● **RECORDS PROVIDED**
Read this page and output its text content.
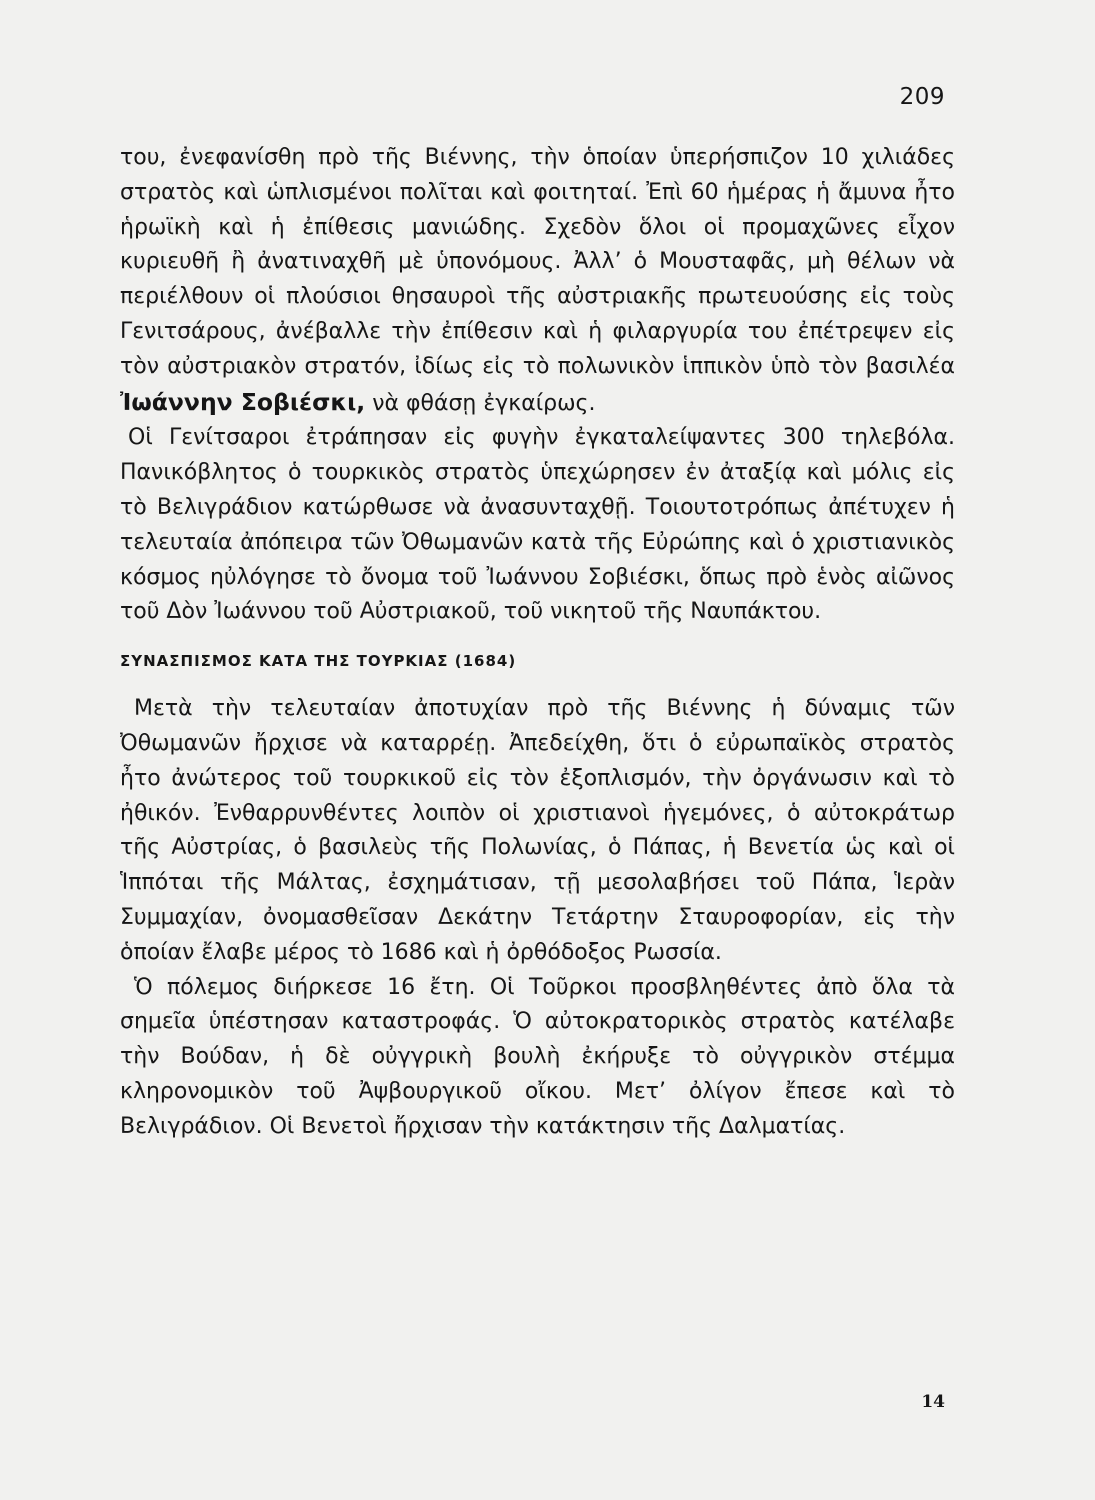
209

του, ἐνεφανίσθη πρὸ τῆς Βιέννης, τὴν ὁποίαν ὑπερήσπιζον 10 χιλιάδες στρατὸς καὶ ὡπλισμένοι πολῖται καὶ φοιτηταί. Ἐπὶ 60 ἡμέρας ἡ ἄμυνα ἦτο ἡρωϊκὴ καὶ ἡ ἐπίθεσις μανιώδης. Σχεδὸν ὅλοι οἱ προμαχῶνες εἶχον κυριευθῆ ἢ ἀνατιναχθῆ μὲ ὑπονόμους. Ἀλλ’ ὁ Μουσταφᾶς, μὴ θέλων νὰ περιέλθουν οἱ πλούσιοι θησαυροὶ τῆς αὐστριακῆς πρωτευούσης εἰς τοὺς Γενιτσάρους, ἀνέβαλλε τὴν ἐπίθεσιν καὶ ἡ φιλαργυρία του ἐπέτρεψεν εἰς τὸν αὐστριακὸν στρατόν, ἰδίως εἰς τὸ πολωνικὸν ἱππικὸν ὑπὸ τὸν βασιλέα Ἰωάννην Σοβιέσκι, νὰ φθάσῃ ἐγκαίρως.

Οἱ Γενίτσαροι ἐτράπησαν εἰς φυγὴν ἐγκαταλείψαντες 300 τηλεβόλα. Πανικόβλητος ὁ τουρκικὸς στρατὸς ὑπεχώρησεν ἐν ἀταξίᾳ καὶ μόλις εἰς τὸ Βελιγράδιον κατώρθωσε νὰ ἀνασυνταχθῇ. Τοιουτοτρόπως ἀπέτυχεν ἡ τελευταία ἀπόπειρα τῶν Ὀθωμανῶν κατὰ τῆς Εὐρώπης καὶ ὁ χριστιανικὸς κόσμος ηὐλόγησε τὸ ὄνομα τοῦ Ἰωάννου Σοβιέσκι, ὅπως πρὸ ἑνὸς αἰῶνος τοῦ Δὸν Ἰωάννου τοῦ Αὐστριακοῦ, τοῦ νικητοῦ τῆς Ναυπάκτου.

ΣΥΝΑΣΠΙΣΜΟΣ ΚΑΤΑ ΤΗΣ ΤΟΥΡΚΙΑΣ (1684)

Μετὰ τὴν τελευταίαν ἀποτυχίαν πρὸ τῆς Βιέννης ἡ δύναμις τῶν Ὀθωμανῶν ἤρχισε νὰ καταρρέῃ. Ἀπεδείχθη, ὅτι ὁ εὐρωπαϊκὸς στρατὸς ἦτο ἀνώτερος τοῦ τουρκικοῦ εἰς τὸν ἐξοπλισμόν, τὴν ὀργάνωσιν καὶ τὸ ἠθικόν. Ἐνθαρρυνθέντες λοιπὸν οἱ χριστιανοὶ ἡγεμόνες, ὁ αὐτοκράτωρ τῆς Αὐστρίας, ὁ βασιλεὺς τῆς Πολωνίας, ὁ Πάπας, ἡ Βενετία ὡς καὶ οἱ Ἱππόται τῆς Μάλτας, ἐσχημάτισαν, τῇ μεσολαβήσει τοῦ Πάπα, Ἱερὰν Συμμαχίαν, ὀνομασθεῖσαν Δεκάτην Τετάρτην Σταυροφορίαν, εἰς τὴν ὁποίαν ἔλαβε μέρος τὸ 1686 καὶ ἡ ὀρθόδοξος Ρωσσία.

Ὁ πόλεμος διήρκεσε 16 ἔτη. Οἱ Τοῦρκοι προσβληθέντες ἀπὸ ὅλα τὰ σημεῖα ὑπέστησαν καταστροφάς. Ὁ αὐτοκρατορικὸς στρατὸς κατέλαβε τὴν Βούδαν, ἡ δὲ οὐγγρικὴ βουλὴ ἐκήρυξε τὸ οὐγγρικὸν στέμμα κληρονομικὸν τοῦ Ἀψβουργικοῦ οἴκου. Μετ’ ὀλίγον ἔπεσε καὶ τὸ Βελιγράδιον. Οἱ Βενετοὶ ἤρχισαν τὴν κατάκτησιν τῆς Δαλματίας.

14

---

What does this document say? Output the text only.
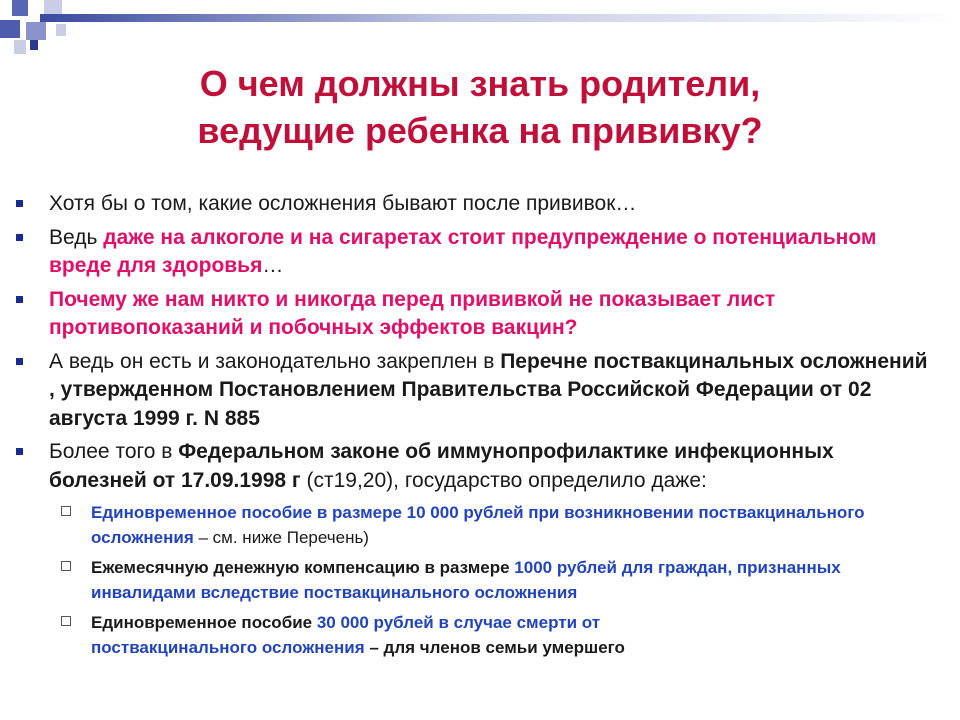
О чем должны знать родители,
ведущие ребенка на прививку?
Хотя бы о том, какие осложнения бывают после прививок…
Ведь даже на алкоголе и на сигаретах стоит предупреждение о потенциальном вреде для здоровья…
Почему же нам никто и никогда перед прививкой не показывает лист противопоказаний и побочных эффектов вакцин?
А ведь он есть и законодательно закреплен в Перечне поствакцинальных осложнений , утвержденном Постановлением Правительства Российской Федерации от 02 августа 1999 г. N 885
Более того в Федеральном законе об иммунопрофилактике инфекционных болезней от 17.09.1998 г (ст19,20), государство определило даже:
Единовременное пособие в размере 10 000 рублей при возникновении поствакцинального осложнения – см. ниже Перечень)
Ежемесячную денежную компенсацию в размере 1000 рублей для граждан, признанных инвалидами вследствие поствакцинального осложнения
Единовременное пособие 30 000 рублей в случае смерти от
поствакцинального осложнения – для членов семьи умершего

● **GIVEN PROBLEM**
Report all lines of the data above that include the string "даже".

● **CORRECT ANSWER**
Ведь даже на алкоголе и на сигаретах стоит предупреждение о потенциальном вреде для здоровья…
Более того в Федеральном законе об иммунопрофилактике инфекционных болезней от 17.09.1998 г (ст19,20), государство определило даже:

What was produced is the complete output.